### Raw data
-------------------------

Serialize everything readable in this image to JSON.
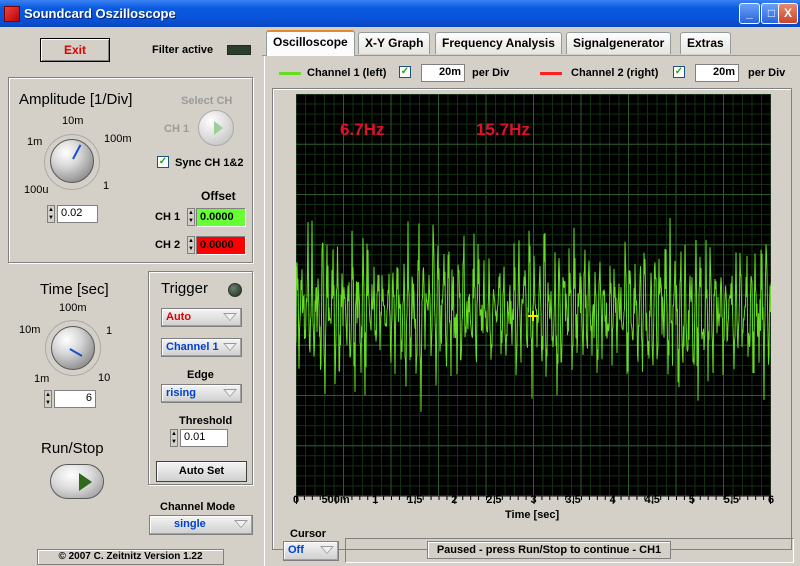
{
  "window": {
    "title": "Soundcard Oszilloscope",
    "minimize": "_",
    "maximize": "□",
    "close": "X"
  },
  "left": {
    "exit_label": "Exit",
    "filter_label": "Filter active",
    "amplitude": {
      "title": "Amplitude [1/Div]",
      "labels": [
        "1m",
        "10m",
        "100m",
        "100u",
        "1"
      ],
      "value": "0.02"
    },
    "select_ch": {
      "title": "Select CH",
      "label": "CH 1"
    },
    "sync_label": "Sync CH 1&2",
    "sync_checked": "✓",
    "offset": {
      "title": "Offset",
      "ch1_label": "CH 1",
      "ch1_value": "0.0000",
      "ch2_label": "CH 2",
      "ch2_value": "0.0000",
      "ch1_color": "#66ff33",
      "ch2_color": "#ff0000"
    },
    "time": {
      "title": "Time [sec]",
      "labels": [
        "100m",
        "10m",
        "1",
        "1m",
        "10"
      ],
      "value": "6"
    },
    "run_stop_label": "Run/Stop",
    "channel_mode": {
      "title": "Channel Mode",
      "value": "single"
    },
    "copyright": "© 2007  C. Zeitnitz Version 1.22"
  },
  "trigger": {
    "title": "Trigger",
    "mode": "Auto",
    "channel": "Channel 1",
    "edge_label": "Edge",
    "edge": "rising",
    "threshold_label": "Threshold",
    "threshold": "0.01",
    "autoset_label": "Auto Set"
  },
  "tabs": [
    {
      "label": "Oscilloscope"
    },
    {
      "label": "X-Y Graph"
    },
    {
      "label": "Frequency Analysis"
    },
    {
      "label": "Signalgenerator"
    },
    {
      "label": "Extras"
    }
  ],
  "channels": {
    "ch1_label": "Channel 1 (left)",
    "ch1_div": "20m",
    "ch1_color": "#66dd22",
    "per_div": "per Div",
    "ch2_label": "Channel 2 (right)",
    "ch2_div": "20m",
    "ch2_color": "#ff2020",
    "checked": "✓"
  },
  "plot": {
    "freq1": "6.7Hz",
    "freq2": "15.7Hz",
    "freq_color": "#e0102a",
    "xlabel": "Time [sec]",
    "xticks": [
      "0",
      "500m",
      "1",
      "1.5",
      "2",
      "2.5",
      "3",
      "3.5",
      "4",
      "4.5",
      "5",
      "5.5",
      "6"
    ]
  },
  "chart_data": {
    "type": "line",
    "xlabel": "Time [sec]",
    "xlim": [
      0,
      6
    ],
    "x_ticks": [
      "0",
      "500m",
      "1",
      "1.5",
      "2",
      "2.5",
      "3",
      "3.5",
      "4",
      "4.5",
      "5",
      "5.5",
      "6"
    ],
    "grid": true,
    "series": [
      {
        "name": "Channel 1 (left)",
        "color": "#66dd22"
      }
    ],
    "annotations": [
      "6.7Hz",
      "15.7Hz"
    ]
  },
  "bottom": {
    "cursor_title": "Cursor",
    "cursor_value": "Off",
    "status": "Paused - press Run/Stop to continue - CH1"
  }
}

-------------------------

Copy every line above word for word and exclude the pictures.

### Full solution
Serialize everything readable in this image to JSON.
{
  "window": {
    "title": "Soundcard Oszilloscope",
    "minimize": "_",
    "maximize": "□",
    "close": "X"
  },
  "left": {
    "exit_label": "Exit",
    "filter_label": "Filter active",
    "amplitude": {
      "title": "Amplitude [1/Div]",
      "labels": [
        "1m",
        "10m",
        "100m",
        "100u",
        "1"
      ],
      "value": "0.02"
    },
    "select_ch": {
      "title": "Select CH",
      "label": "CH 1"
    },
    "sync_label": "Sync CH 1&2",
    "sync_checked": "✓",
    "offset": {
      "title": "Offset",
      "ch1_label": "CH 1",
      "ch1_value": "0.0000",
      "ch2_label": "CH 2",
      "ch2_value": "0.0000",
      "ch1_color": "#66ff33",
      "ch2_color": "#ff0000"
    },
    "time": {
      "title": "Time [sec]",
      "labels": [
        "100m",
        "10m",
        "1",
        "1m",
        "10"
      ],
      "value": "6"
    },
    "run_stop_label": "Run/Stop",
    "channel_mode": {
      "title": "Channel Mode",
      "value": "single"
    },
    "copyright": "© 2007  C. Zeitnitz Version 1.22"
  },
  "trigger": {
    "title": "Trigger",
    "mode": "Auto",
    "channel": "Channel 1",
    "edge_label": "Edge",
    "edge": "rising",
    "threshold_label": "Threshold",
    "threshold": "0.01",
    "autoset_label": "Auto Set"
  },
  "tabs": [
    {
      "label": "Oscilloscope"
    },
    {
      "label": "X-Y Graph"
    },
    {
      "label": "Frequency Analysis"
    },
    {
      "label": "Signalgenerator"
    },
    {
      "label": "Extras"
    }
  ],
  "channels": {
    "ch1_label": "Channel 1 (left)",
    "ch1_div": "20m",
    "ch1_color": "#66dd22",
    "per_div": "per Div",
    "ch2_label": "Channel 2 (right)",
    "ch2_div": "20m",
    "ch2_color": "#ff2020",
    "checked": "✓"
  },
  "plot": {
    "freq1": "6.7Hz",
    "freq2": "15.7Hz",
    "freq_color": "#e0102a",
    "xlabel": "Time [sec]",
    "xticks": [
      "0",
      "500m",
      "1",
      "1.5",
      "2",
      "2.5",
      "3",
      "3.5",
      "4",
      "4.5",
      "5",
      "5.5",
      "6"
    ]
  },
  "chart_data": {
    "type": "line",
    "xlabel": "Time [sec]",
    "xlim": [
      0,
      6
    ],
    "x_ticks": [
      "0",
      "500m",
      "1",
      "1.5",
      "2",
      "2.5",
      "3",
      "3.5",
      "4",
      "4.5",
      "5",
      "5.5",
      "6"
    ],
    "grid": true,
    "series": [
      {
        "name": "Channel 1 (left)",
        "color": "#66dd22"
      }
    ],
    "annotations": [
      "6.7Hz",
      "15.7Hz"
    ]
  },
  "bottom": {
    "cursor_title": "Cursor",
    "cursor_value": "Off",
    "status": "Paused - press Run/Stop to continue - CH1"
  }
}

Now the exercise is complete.